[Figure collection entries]
◇ ◇ ◇
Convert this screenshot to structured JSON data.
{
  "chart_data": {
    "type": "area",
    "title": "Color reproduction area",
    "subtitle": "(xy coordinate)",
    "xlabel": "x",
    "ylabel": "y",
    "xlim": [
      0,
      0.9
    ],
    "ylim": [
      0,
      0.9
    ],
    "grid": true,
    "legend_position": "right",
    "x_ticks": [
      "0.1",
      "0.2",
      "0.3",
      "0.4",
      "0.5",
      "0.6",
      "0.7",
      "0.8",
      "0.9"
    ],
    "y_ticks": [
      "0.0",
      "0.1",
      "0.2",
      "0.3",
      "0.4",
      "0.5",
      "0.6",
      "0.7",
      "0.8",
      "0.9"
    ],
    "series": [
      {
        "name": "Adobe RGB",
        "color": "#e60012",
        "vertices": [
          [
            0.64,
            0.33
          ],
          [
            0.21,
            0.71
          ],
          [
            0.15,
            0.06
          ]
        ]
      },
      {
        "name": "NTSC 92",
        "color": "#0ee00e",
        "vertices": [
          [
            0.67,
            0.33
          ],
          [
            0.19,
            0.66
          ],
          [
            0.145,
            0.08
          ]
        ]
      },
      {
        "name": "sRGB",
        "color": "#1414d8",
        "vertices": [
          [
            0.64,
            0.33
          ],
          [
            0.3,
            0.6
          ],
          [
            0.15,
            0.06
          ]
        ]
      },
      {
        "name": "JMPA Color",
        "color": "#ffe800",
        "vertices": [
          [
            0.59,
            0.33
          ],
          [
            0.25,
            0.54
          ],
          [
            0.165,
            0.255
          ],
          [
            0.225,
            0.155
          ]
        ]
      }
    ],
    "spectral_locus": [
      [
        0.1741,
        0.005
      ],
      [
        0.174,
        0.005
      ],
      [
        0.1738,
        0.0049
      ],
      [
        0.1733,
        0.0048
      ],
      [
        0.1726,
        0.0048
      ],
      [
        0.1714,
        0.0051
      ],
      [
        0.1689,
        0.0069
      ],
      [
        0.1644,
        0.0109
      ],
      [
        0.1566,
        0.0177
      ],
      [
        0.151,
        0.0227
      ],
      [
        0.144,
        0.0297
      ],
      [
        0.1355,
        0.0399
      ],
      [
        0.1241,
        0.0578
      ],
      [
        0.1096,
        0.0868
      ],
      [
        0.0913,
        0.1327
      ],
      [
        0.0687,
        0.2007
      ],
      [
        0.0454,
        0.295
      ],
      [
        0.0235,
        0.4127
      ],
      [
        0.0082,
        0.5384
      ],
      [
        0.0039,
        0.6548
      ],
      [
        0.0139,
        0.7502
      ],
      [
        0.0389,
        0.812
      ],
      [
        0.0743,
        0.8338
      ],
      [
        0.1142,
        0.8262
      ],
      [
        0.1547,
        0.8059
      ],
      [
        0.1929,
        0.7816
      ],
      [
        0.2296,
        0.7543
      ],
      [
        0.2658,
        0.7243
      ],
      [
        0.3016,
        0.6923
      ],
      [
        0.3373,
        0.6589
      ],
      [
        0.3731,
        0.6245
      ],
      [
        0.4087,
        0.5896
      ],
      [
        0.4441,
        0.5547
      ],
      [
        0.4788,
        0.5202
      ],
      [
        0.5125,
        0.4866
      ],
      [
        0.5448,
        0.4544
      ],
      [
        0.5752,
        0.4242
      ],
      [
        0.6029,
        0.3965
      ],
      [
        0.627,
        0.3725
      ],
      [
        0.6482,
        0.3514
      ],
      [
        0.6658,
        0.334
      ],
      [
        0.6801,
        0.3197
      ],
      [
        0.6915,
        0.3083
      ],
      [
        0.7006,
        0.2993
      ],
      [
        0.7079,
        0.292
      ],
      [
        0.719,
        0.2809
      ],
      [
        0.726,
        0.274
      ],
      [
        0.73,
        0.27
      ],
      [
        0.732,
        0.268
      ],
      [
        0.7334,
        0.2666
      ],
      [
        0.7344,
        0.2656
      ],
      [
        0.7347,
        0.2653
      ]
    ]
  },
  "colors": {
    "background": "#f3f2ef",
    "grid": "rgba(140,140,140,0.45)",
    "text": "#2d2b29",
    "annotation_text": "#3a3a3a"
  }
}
◇ ◇ ◇
#### GOAL:
Filter lines by "name" and return each hit.

#### OUTPUT OF THE TASK:
        "name": "Adobe RGB",
        "name": "NTSC 92",
        "name": "sRGB",
        "name": "JMPA Color",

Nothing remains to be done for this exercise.